• _Input records_:
[START]

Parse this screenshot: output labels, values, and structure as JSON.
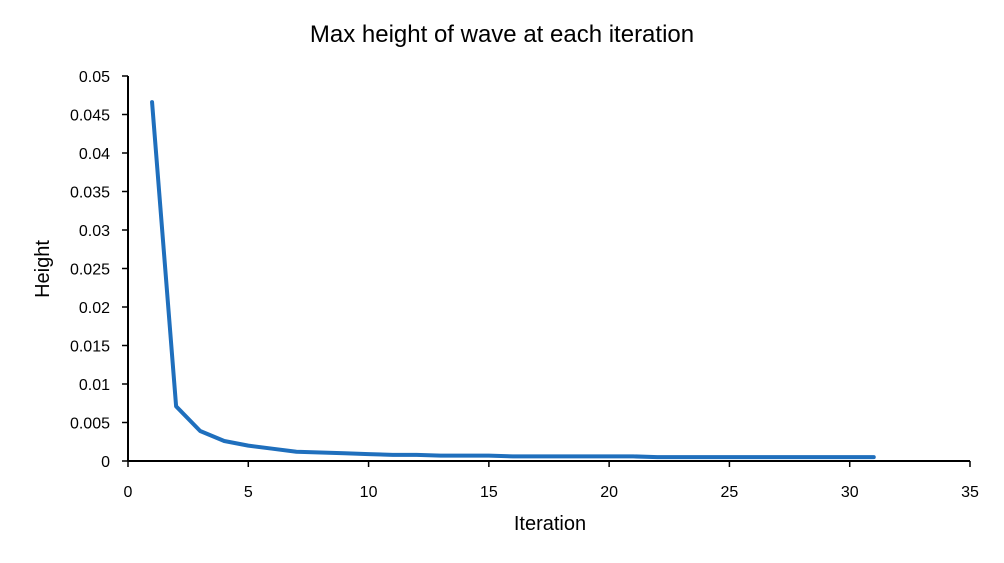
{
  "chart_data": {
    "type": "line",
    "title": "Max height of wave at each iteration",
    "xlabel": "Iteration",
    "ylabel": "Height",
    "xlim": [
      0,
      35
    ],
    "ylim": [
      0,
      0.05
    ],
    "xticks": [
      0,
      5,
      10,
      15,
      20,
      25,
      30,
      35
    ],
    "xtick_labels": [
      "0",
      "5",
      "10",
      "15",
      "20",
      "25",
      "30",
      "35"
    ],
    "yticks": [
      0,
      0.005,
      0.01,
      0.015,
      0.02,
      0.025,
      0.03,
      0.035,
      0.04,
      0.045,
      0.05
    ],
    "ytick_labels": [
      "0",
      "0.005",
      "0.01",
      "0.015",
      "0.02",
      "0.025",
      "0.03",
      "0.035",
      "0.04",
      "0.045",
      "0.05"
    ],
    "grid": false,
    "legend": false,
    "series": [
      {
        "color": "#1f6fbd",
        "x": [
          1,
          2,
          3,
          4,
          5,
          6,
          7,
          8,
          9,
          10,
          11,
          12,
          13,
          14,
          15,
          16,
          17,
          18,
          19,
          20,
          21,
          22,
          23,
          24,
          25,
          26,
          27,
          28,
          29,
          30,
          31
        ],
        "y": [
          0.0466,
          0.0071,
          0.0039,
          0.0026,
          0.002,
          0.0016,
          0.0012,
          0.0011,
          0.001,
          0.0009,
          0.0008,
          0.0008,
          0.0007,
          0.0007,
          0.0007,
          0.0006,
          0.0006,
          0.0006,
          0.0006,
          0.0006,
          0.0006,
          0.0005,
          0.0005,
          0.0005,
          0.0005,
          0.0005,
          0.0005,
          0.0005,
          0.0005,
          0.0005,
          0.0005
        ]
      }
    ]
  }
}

[END]

Exclude the images, then output the data above word for word.

Parse this screenshot: output labels, values, and structure as JSON.
{
  "chart_data": {
    "type": "line",
    "title": "Max height of wave at each iteration",
    "xlabel": "Iteration",
    "ylabel": "Height",
    "xlim": [
      0,
      35
    ],
    "ylim": [
      0,
      0.05
    ],
    "xticks": [
      0,
      5,
      10,
      15,
      20,
      25,
      30,
      35
    ],
    "xtick_labels": [
      "0",
      "5",
      "10",
      "15",
      "20",
      "25",
      "30",
      "35"
    ],
    "yticks": [
      0,
      0.005,
      0.01,
      0.015,
      0.02,
      0.025,
      0.03,
      0.035,
      0.04,
      0.045,
      0.05
    ],
    "ytick_labels": [
      "0",
      "0.005",
      "0.01",
      "0.015",
      "0.02",
      "0.025",
      "0.03",
      "0.035",
      "0.04",
      "0.045",
      "0.05"
    ],
    "grid": false,
    "legend": false,
    "series": [
      {
        "color": "#1f6fbd",
        "x": [
          1,
          2,
          3,
          4,
          5,
          6,
          7,
          8,
          9,
          10,
          11,
          12,
          13,
          14,
          15,
          16,
          17,
          18,
          19,
          20,
          21,
          22,
          23,
          24,
          25,
          26,
          27,
          28,
          29,
          30,
          31
        ],
        "y": [
          0.0466,
          0.0071,
          0.0039,
          0.0026,
          0.002,
          0.0016,
          0.0012,
          0.0011,
          0.001,
          0.0009,
          0.0008,
          0.0008,
          0.0007,
          0.0007,
          0.0007,
          0.0006,
          0.0006,
          0.0006,
          0.0006,
          0.0006,
          0.0006,
          0.0005,
          0.0005,
          0.0005,
          0.0005,
          0.0005,
          0.0005,
          0.0005,
          0.0005,
          0.0005,
          0.0005
        ]
      }
    ]
  }
}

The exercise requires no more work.